Görev listesi:
1. Çini Project yazısındaki "Geleneksel çini sanatını modern tasarımla buluşturan Çini Project, Karaköy Kurşunlu Han’da açıldı." cümlesini İngilizceye çevirin.
2. Çini Project yazısına göre açılışa ev sahipliği yapan kurucular kimlerdir?
3. Çini Project yazısını kaldığı yerden devam ettirin.

Seçilmiş bölüm:
:::
Çini sanatını günümüze taşıyan Çini Project, Beyoğlu’nda açıldı
Geleneksel çini sanatını modern tasarımla buluşturan Çini Project, Karaköy Kurşunlu Han’da açıldı. Günümüzde çininin durumunun iyi bir yere geldiğini aktaran atölyenin kurucularından Gül Camadan, “Eskiden kaybolmuş gibi görünen sanatımızı tekrar gün yüzüne çıkardık. Son dönemlerde birçok sanatçı ve bu konuda eğitim alan birçok öğrenci, çiniyi çok güzel noktalara getirdi. Hem kurumsal hem bireysel olarak pek çok çalışma yapılıyor” dedi.
Geleneksel çini sanatını günümüz tasarım anlayışıyla buluşturan Çini Project, Karaköy Kurşunlu Han’da yer alan tasarım ve üretim atölyesinin kapılarını renkli bir davetle açtı. Çini Project’in kurucuları Gül Camadan, Mine Gür, Özgün Yazgan ve Ekin Kum’un ev sahipliğinde gerçekleşen açılışa, sanat dünyasından isimlerinin yanı sıra, çini sanatıyla ilgilenen pek çok konuk katıldı. Açılış etkinliğinde Çini Project ekibi, sundukları hizmetleri konuklarla paylaşarak, hem geleneksel çini sanatına olan bağlılıklarını hem de modern tasarıma getirdikleri yenilikçi bakışı aktardı.
:::
Saklı kayıtlar:
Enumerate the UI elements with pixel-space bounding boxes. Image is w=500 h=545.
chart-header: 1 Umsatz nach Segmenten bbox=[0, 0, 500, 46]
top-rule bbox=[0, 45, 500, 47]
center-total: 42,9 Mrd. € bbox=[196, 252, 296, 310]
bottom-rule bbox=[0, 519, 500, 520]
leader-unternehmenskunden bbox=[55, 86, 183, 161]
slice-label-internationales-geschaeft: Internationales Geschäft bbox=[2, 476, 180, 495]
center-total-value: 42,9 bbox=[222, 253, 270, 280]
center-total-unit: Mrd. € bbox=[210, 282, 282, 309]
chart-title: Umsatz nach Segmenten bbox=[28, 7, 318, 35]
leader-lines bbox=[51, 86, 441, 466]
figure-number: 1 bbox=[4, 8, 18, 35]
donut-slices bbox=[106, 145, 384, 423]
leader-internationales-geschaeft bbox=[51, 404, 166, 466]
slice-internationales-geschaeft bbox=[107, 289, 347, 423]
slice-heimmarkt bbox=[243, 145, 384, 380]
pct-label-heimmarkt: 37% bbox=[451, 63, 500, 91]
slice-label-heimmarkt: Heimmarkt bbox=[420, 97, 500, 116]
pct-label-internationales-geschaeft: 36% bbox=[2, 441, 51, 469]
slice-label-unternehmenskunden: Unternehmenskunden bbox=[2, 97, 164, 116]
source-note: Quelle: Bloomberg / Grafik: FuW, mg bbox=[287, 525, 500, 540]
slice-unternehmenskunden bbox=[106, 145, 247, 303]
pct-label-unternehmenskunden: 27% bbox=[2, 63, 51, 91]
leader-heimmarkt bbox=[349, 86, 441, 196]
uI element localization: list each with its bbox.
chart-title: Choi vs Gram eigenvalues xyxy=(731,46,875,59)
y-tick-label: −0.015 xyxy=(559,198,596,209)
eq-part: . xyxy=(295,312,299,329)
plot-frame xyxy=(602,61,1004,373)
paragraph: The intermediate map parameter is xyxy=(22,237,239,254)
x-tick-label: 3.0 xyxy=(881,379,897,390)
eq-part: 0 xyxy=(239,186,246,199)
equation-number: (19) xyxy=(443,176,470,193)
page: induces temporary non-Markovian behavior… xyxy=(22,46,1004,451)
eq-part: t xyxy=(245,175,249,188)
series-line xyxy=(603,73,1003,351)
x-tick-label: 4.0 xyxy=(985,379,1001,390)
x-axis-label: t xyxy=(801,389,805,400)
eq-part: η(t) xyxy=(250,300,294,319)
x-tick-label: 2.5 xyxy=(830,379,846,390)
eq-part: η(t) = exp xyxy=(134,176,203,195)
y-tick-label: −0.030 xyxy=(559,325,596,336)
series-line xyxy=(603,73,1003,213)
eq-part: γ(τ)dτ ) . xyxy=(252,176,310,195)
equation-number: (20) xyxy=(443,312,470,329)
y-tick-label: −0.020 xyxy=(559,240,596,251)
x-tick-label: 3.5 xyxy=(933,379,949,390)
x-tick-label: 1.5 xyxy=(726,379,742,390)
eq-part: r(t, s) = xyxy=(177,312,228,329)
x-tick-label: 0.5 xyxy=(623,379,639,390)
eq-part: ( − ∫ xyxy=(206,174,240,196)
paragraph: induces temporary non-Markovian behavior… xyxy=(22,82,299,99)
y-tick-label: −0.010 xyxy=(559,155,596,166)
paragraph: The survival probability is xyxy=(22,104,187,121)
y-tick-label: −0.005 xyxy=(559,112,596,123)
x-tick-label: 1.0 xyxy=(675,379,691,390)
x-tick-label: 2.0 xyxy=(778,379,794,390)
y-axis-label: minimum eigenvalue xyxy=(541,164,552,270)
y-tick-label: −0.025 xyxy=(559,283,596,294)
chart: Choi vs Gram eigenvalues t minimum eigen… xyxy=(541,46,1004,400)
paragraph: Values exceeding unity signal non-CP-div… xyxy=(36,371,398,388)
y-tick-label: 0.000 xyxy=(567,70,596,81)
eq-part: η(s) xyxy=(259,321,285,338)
:::
Cevap listesi:
1. Çini Project, which brings traditional tile art together with modern design, opened at Kurşunlu Han in Karaköy.

2. Gül Camadan, Mine Gür, Özgün Yazgan ve Ekin Kum.

3.
CAMADAN: DÖRT ÇİNİ SANATÇISININ BİR ARAYA GELEREK YOLA ÇIKTIĞI BİR OLUŞUM
Çınar Uluslararası Kültür ve Sanat Derneği üyesi ve Çini sanatçısı Gül Camadan, “Dört çini sanatçısının bir araya gelerek yola çıktığı bir oluşum burası. Burada ders ve eğitim verilmeyecek. Burası bir üretim atölyesi olacak. Sadece çini üretimi yapılacak ve kurumsal firmalarla ortak projeler gerçekleştirilecek. İşin zorlukları, zaten geleneksel Türk sanatlarından gerçekten zor ama bir o kadar da keyifli bir sanattır. Neden zor? Çünkü çalışmanın tamamı bitip sona ermeden, ne yaptığınızı tam olarak bilemezsiniz son ana kadar sırlarla ve gizemlerle dolu olduğu için zordur. Ancak keyif alınca her şey kolaylaşır, biliyorsunuz” diye konuştu.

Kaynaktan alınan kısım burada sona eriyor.